** begin **
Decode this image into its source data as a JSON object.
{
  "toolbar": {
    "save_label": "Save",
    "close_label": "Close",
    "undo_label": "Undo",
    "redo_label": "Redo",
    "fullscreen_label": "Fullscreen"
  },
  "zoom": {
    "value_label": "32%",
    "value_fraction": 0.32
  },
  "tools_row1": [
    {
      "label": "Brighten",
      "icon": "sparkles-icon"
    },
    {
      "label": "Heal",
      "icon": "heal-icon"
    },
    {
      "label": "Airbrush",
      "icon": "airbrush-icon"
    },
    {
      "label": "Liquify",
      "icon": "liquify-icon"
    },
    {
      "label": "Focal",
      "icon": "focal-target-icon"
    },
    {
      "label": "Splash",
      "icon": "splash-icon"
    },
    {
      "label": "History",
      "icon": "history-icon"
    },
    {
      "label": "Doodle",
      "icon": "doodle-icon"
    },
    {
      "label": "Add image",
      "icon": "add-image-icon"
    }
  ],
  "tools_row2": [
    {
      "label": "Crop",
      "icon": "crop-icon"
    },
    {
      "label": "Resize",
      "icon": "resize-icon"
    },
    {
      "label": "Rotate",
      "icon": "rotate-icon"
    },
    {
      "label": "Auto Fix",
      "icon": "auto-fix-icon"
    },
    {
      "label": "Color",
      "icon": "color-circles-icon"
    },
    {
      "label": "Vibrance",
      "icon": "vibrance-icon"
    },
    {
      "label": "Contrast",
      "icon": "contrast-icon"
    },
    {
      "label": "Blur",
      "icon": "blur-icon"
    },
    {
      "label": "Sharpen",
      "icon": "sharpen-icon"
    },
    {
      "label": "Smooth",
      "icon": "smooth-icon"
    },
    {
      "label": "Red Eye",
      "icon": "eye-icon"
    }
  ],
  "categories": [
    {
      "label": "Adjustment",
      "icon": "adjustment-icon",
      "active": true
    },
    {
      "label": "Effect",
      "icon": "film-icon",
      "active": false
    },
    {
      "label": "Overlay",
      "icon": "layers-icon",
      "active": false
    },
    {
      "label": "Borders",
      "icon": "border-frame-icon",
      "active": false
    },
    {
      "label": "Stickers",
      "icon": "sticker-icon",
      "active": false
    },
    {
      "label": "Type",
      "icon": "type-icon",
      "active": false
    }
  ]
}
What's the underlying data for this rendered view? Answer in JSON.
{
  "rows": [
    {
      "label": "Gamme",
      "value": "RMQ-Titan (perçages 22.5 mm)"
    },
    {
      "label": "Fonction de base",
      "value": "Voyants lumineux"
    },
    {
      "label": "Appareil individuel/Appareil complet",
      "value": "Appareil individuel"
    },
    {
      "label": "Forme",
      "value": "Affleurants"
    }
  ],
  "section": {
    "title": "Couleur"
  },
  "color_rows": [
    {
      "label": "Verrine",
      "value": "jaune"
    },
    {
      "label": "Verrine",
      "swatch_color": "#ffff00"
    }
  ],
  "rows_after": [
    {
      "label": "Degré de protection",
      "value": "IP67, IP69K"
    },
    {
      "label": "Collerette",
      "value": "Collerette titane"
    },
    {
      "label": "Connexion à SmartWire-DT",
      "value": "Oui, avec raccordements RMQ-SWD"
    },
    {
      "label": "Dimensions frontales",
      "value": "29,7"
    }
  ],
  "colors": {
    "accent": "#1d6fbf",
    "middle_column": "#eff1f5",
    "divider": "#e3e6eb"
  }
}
** end **
§ Task objective: Extract the entries above verbatim.

§ Result for this exercise:
Decode this image into its source data as a JSON object.
{
  "toolbar": {
    "save_label": "Save",
    "close_label": "Close",
    "undo_label": "Undo",
    "redo_label": "Redo",
    "fullscreen_label": "Fullscreen"
  },
  "zoom": {
    "value_label": "32%",
    "value_fraction": 0.32
  },
  "tools_row1": [
    {
      "label": "Brighten",
      "icon": "sparkles-icon"
    },
    {
      "label": "Heal",
      "icon": "heal-icon"
    },
    {
      "label": "Airbrush",
      "icon": "airbrush-icon"
    },
    {
      "label": "Liquify",
      "icon": "liquify-icon"
    },
    {
      "label": "Focal",
      "icon": "focal-target-icon"
    },
    {
      "label": "Splash",
      "icon": "splash-icon"
    },
    {
      "label": "History",
      "icon": "history-icon"
    },
    {
      "label": "Doodle",
      "icon": "doodle-icon"
    },
    {
      "label": "Add image",
      "icon": "add-image-icon"
    }
  ],
  "tools_row2": [
    {
      "label": "Crop",
      "icon": "crop-icon"
    },
    {
      "label": "Resize",
      "icon": "resize-icon"
    },
    {
      "label": "Rotate",
      "icon": "rotate-icon"
    },
    {
      "label": "Auto Fix",
      "icon": "auto-fix-icon"
    },
    {
      "label": "Color",
      "icon": "color-circles-icon"
    },
    {
      "label": "Vibrance",
      "icon": "vibrance-icon"
    },
    {
      "label": "Contrast",
      "icon": "contrast-icon"
    },
    {
      "label": "Blur",
      "icon": "blur-icon"
    },
    {
      "label": "Sharpen",
      "icon": "sharpen-icon"
    },
    {
      "label": "Smooth",
      "icon": "smooth-icon"
    },
    {
      "label": "Red Eye",
      "icon": "eye-icon"
    }
  ],
  "categories": [
    {
      "label": "Adjustment",
      "icon": "adjustment-icon",
      "active": true
    },
    {
      "label": "Effect",
      "icon": "film-icon",
      "active": false
    },
    {
      "label": "Overlay",
      "icon": "layers-icon",
      "active": false
    },
    {
      "label": "Borders",
      "icon": "border-frame-icon",
      "active": false
    },
    {
      "label": "Stickers",
      "icon": "sticker-icon",
      "active": false
    },
    {
      "label": "Type",
      "icon": "type-icon",
      "active": false
    }
  ]
}
What's the underlying data for this rendered view? Answer in JSON.
{
  "rows": [
    {
      "label": "Gamme",
      "value": "RMQ-Titan (perçages 22.5 mm)"
    },
    {
      "label": "Fonction de base",
      "value": "Voyants lumineux"
    },
    {
      "label": "Appareil individuel/Appareil complet",
      "value": "Appareil individuel"
    },
    {
      "label": "Forme",
      "value": "Affleurants"
    }
  ],
  "section": {
    "title": "Couleur"
  },
  "color_rows": [
    {
      "label": "Verrine",
      "value": "jaune"
    },
    {
      "label": "Verrine",
      "swatch_color": "#ffff00"
    }
  ],
  "rows_after": [
    {
      "label": "Degré de protection",
      "value": "IP67, IP69K"
    },
    {
      "label": "Collerette",
      "value": "Collerette titane"
    },
    {
      "label": "Connexion à SmartWire-DT",
      "value": "Oui, avec raccordements RMQ-SWD"
    },
    {
      "label": "Dimensions frontales",
      "value": "29,7"
    }
  ],
  "colors": {
    "accent": "#1d6fbf",
    "middle_column": "#eff1f5",
    "divider": "#e3e6eb"
  }
}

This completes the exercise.